** START OF Extract **
But only 4 percent of those with an elementary school education were unemployed, a sign of voracious corporate demand persisting for blue-collar workers. Wages for workers who have come in from rural areas to urban factories have surged 70 percent in the last four years; wages for young people in white-collar sectors have barely stayed steady or have even declined.

Economists have long estimated that the Chinese economy needs to grow 7 or 8 percent annually to avoid large-scale unemployment. But that rule of thumb has become less reliable in recent years as the labor market has split.

Relatively slow growth is still creating enough jobs to provide full employment for the country's blue-collar workers. But much faster growth may be needed to create white-collar jobs for the graduates pouring out of universities.

(Read More: Are Today's Graduates Unemployable?)

The International Monetary Fund predicts the Chinese economy will grow 7.75 percent this year — slower than the growth of 10 to 14 percent before 2008, but still a much faster pace than in the West. The main problem for China lies in the sheer growth in graduates; the United States produces three million graduates a year, while China has increased its annual number of graduates by more than five million in a single decade.

One response, endorsed by the State Council, is to urge more graduates to take jobs at small, private companies. But a generation of people who grew up under the government's "one child" policy has proved risk-averse and slow to join or set up new companies.

"I would not work for private companies, that is not secure—only state-owned ones," Ms. Yan said.
** END OF Extract **
** START OF Entries shown **
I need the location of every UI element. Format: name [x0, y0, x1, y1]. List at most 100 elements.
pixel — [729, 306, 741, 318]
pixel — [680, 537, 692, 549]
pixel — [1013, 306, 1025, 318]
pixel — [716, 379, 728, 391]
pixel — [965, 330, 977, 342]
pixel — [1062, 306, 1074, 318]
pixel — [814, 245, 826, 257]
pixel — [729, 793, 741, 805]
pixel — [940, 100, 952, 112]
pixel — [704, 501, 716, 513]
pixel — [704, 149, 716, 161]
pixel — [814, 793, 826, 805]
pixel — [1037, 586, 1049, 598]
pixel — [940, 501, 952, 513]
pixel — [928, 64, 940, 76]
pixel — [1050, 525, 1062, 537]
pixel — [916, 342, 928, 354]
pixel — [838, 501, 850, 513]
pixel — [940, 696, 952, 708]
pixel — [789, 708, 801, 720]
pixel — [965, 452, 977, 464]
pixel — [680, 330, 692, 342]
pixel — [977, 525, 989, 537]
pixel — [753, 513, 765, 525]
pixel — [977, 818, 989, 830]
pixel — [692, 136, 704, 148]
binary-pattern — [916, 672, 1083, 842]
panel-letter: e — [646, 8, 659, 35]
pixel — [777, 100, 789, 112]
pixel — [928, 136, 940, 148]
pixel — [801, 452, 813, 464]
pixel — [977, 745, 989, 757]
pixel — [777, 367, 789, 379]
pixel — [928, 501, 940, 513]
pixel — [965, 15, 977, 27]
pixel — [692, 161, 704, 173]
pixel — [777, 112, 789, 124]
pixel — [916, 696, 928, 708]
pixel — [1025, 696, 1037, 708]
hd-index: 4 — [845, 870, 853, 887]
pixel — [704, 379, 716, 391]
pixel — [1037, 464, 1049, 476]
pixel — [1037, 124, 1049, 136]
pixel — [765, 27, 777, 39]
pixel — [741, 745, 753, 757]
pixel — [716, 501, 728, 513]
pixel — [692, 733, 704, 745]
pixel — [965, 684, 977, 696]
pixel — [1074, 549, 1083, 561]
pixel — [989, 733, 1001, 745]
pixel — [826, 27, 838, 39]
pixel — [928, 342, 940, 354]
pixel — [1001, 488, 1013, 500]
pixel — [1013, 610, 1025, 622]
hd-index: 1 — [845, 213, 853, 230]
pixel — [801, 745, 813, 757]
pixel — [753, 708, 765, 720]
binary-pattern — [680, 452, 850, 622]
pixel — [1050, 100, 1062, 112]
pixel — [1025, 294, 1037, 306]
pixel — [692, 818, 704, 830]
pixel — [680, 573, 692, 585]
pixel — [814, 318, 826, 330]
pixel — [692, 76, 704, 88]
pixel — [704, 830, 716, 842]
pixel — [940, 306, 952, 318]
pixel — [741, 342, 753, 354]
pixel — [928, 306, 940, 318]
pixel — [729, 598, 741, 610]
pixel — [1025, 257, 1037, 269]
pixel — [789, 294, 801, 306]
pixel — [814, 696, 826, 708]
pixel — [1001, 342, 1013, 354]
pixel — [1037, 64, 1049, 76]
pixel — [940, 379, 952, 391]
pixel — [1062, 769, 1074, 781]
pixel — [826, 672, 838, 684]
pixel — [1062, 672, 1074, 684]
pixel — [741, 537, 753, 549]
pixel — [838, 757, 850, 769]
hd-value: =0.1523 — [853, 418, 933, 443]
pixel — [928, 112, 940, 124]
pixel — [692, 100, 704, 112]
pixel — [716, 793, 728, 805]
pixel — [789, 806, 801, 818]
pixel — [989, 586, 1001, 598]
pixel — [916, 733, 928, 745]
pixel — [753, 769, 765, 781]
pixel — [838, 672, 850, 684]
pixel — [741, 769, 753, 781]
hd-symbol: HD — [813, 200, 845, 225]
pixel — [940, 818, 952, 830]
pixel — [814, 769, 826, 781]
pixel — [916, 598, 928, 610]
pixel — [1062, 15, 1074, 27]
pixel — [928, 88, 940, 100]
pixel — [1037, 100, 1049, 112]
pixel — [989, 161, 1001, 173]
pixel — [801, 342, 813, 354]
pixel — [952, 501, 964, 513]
** END OF Entries shown **
** START OF Entries shown **
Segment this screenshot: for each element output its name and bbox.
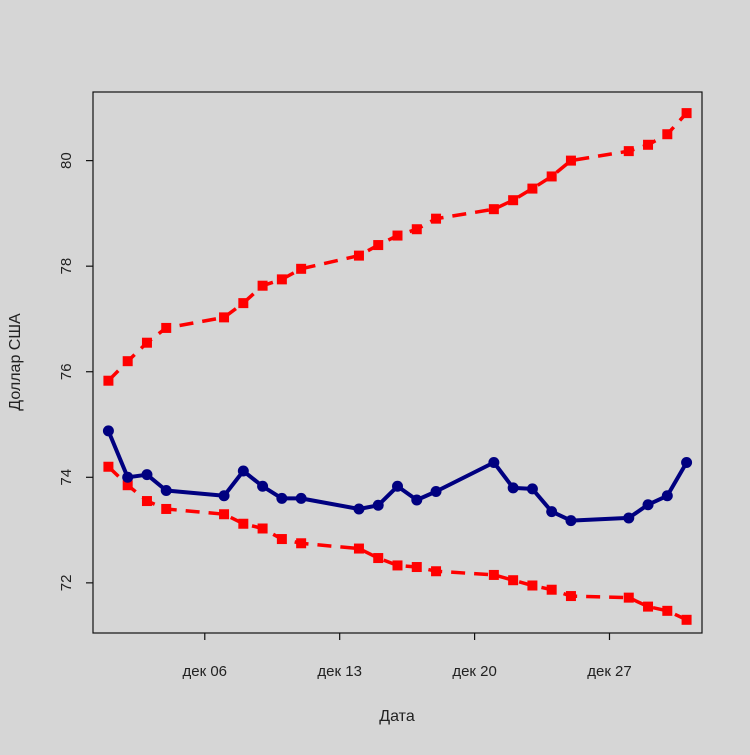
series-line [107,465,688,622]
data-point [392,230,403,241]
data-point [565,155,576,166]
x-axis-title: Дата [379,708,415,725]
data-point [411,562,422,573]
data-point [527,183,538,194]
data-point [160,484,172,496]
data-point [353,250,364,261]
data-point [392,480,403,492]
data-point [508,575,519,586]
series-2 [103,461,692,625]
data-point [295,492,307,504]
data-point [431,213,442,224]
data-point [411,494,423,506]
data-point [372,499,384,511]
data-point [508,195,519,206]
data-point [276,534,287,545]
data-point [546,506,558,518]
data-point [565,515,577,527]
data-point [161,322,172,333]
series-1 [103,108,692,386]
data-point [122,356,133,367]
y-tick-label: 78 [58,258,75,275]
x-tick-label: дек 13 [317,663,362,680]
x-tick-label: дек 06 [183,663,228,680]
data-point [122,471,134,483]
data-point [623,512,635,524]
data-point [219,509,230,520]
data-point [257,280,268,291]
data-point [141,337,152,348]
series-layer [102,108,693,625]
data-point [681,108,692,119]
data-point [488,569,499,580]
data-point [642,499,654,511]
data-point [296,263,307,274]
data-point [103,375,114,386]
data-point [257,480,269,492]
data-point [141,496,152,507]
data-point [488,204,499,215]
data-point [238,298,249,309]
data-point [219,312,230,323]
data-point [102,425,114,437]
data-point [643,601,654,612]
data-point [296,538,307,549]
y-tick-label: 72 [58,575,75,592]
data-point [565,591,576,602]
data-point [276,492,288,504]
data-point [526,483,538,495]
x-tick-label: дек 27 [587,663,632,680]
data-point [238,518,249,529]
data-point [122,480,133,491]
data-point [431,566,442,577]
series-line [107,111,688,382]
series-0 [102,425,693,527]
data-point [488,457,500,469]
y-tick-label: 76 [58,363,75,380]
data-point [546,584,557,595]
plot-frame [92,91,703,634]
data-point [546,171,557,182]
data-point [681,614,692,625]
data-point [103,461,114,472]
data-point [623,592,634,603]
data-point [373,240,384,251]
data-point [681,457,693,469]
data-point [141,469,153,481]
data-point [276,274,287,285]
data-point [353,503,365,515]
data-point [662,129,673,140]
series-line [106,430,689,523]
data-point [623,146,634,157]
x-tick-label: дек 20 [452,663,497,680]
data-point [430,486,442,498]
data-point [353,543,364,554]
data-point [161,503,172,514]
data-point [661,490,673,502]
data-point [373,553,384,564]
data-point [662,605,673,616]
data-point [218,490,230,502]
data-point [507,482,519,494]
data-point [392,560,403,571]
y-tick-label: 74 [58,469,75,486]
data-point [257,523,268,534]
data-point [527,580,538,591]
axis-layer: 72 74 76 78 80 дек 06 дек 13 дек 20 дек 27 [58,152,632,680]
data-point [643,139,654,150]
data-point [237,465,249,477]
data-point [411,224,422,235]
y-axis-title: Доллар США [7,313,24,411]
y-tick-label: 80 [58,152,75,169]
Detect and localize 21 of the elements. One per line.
** END OF Entries shown **
**To-do list**
**1.** In the article on China's job market, by how much have wages for workers who moved from rural areas to urban factories risen in the last four years?
**2.** Print the part of the article on China's job market starting at "Relatively slow growth" and ending at "out of universities.".
**3.** Carry on the article about China's job market from the point where it stops.
The entries are not needed for anything that follows.

**Responses in order**
**1.** They have surged 70 percent.

**2.**
Relatively slow growth is still creating enough jobs to provide full employment for the country's blue-collar workers. But much faster growth may be needed to create white-collar jobs for the graduates pouring out of universities.

**3.**
Many graduating seniors, seeing limited job opportunities, are applying to the country's fast-expanding graduate schools. Yang Yi, a senior majoring in applied economics at the Beijing Institute of Technology, said that after applying unsuccessfully for jobs through the winter, he was prepared to seek a master's degree.

"Hopefully the economy will have recovered when I graduate in two years," he said. "Getting a master's degree is always better than working in small companies that might not even last long."

Chinese students have been gravitating toward majors that are perceived as academically less demanding but likely to lead to careers in banking. Business administration and economics majors have proliferated, partly because the country's many new private universities find them inexpensive subjects to teach. Programs in engineering and other sciences, with their requirements for costly labs, have grown more slowly.

As in the West in recent years, financial services is an extremely popular field among college graduates, who besiege banks, brokerage firms and other businesses in the sector with job applications. Ministry of Human Resources statistics show that average pay for banking sector employees, at $14,500 a year, is twice the level of pay in sectors like health care and education.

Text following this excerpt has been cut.